# What is required:
Copy out all of the data below with no alterations.

# Input material:
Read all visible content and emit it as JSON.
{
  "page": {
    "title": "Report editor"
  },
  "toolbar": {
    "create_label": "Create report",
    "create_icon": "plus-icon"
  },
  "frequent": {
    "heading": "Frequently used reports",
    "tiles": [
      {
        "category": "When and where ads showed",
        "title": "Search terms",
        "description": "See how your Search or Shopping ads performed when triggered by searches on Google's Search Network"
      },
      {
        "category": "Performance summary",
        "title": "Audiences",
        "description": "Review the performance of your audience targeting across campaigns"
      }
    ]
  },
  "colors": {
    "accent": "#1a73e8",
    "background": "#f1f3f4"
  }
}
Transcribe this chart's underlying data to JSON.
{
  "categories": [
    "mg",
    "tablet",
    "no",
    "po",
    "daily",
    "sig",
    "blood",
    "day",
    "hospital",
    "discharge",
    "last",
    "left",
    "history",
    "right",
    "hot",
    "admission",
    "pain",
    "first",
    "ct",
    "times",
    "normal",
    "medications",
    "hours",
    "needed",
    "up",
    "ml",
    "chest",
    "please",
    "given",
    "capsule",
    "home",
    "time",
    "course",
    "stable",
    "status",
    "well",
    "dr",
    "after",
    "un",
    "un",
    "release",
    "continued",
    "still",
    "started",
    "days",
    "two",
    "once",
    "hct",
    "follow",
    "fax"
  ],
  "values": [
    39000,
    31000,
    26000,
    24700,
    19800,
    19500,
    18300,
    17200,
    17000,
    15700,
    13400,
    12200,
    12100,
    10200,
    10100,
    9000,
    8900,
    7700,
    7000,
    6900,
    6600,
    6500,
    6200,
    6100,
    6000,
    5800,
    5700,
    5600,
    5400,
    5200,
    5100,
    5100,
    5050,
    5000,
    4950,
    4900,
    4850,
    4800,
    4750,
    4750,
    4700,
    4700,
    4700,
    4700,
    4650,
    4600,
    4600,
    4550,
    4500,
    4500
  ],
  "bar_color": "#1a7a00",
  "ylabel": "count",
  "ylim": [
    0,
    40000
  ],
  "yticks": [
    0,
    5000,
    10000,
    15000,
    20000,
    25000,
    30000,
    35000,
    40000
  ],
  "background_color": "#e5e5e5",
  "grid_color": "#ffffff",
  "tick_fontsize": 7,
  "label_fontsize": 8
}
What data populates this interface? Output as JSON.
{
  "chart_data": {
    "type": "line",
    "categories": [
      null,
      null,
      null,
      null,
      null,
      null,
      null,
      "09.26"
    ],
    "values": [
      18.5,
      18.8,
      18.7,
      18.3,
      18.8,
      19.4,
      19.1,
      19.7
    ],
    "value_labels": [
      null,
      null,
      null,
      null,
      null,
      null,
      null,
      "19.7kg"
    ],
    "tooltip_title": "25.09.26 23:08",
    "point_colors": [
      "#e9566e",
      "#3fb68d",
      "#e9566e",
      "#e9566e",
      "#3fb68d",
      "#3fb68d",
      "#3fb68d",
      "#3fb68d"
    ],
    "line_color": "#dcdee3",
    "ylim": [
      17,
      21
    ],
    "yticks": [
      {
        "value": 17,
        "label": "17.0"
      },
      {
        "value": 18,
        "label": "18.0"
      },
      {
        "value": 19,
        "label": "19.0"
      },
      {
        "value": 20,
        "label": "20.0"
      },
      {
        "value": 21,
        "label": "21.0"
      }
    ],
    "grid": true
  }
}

# Solution to the exercise:
Read all visible content and emit it as JSON.
{
  "page": {
    "title": "Report editor"
  },
  "toolbar": {
    "create_label": "Create report",
    "create_icon": "plus-icon"
  },
  "frequent": {
    "heading": "Frequently used reports",
    "tiles": [
      {
        "category": "When and where ads showed",
        "title": "Search terms",
        "description": "See how your Search or Shopping ads performed when triggered by searches on Google's Search Network"
      },
      {
        "category": "Performance summary",
        "title": "Audiences",
        "description": "Review the performance of your audience targeting across campaigns"
      }
    ]
  },
  "colors": {
    "accent": "#1a73e8",
    "background": "#f1f3f4"
  }
}
Transcribe this chart's underlying data to JSON.
{
  "categories": [
    "mg",
    "tablet",
    "no",
    "po",
    "daily",
    "sig",
    "blood",
    "day",
    "hospital",
    "discharge",
    "last",
    "left",
    "history",
    "right",
    "hot",
    "admission",
    "pain",
    "first",
    "ct",
    "times",
    "normal",
    "medications",
    "hours",
    "needed",
    "up",
    "ml",
    "chest",
    "please",
    "given",
    "capsule",
    "home",
    "time",
    "course",
    "stable",
    "status",
    "well",
    "dr",
    "after",
    "un",
    "un",
    "release",
    "continued",
    "still",
    "started",
    "days",
    "two",
    "once",
    "hct",
    "follow",
    "fax"
  ],
  "values": [
    39000,
    31000,
    26000,
    24700,
    19800,
    19500,
    18300,
    17200,
    17000,
    15700,
    13400,
    12200,
    12100,
    10200,
    10100,
    9000,
    8900,
    7700,
    7000,
    6900,
    6600,
    6500,
    6200,
    6100,
    6000,
    5800,
    5700,
    5600,
    5400,
    5200,
    5100,
    5100,
    5050,
    5000,
    4950,
    4900,
    4850,
    4800,
    4750,
    4750,
    4700,
    4700,
    4700,
    4700,
    4650,
    4600,
    4600,
    4550,
    4500,
    4500
  ],
  "bar_color": "#1a7a00",
  "ylabel": "count",
  "ylim": [
    0,
    40000
  ],
  "yticks": [
    0,
    5000,
    10000,
    15000,
    20000,
    25000,
    30000,
    35000,
    40000
  ],
  "background_color": "#e5e5e5",
  "grid_color": "#ffffff",
  "tick_fontsize": 7,
  "label_fontsize": 8
}
What data populates this interface? Output as JSON.
{
  "chart_data": {
    "type": "line",
    "categories": [
      null,
      null,
      null,
      null,
      null,
      null,
      null,
      "09.26"
    ],
    "values": [
      18.5,
      18.8,
      18.7,
      18.3,
      18.8,
      19.4,
      19.1,
      19.7
    ],
    "value_labels": [
      null,
      null,
      null,
      null,
      null,
      null,
      null,
      "19.7kg"
    ],
    "tooltip_title": "25.09.26 23:08",
    "point_colors": [
      "#e9566e",
      "#3fb68d",
      "#e9566e",
      "#e9566e",
      "#3fb68d",
      "#3fb68d",
      "#3fb68d",
      "#3fb68d"
    ],
    "line_color": "#dcdee3",
    "ylim": [
      17,
      21
    ],
    "yticks": [
      {
        "value": 17,
        "label": "17.0"
      },
      {
        "value": 18,
        "label": "18.0"
      },
      {
        "value": 19,
        "label": "19.0"
      },
      {
        "value": 20,
        "label": "20.0"
      },
      {
        "value": 21,
        "label": "21.0"
      }
    ],
    "grid": true
  }
}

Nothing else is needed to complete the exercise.